>> begin
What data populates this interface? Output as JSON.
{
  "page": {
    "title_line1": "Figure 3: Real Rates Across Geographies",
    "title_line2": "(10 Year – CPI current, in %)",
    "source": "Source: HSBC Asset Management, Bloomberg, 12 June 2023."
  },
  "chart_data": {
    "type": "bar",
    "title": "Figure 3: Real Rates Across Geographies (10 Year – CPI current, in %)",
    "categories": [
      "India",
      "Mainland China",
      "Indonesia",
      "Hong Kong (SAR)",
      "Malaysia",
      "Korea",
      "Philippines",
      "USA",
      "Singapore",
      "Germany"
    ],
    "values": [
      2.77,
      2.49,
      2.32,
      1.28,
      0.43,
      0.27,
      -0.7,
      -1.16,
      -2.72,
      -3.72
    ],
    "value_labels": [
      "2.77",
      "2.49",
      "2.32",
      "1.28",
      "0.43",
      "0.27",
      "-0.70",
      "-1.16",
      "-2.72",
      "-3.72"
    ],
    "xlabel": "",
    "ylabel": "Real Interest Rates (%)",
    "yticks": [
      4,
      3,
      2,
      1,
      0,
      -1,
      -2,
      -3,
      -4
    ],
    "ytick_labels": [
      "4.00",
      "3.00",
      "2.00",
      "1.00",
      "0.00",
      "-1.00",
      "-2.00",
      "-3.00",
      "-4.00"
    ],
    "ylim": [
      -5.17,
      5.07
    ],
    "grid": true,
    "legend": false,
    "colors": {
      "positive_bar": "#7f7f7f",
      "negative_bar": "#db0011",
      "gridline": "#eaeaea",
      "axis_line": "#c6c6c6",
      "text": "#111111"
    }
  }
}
>> end
Write out every entry above, word for word.

Answer to this task:
What data populates this interface? Output as JSON.
{
  "page": {
    "title_line1": "Figure 3: Real Rates Across Geographies",
    "title_line2": "(10 Year – CPI current, in %)",
    "source": "Source: HSBC Asset Management, Bloomberg, 12 June 2023."
  },
  "chart_data": {
    "type": "bar",
    "title": "Figure 3: Real Rates Across Geographies (10 Year – CPI current, in %)",
    "categories": [
      "India",
      "Mainland China",
      "Indonesia",
      "Hong Kong (SAR)",
      "Malaysia",
      "Korea",
      "Philippines",
      "USA",
      "Singapore",
      "Germany"
    ],
    "values": [
      2.77,
      2.49,
      2.32,
      1.28,
      0.43,
      0.27,
      -0.7,
      -1.16,
      -2.72,
      -3.72
    ],
    "value_labels": [
      "2.77",
      "2.49",
      "2.32",
      "1.28",
      "0.43",
      "0.27",
      "-0.70",
      "-1.16",
      "-2.72",
      "-3.72"
    ],
    "xlabel": "",
    "ylabel": "Real Interest Rates (%)",
    "yticks": [
      4,
      3,
      2,
      1,
      0,
      -1,
      -2,
      -3,
      -4
    ],
    "ytick_labels": [
      "4.00",
      "3.00",
      "2.00",
      "1.00",
      "0.00",
      "-1.00",
      "-2.00",
      "-3.00",
      "-4.00"
    ],
    "ylim": [
      -5.17,
      5.07
    ],
    "grid": true,
    "legend": false,
    "colors": {
      "positive_bar": "#7f7f7f",
      "negative_bar": "#db0011",
      "gridline": "#eaeaea",
      "axis_line": "#c6c6c6",
      "text": "#111111"
    }
  }
}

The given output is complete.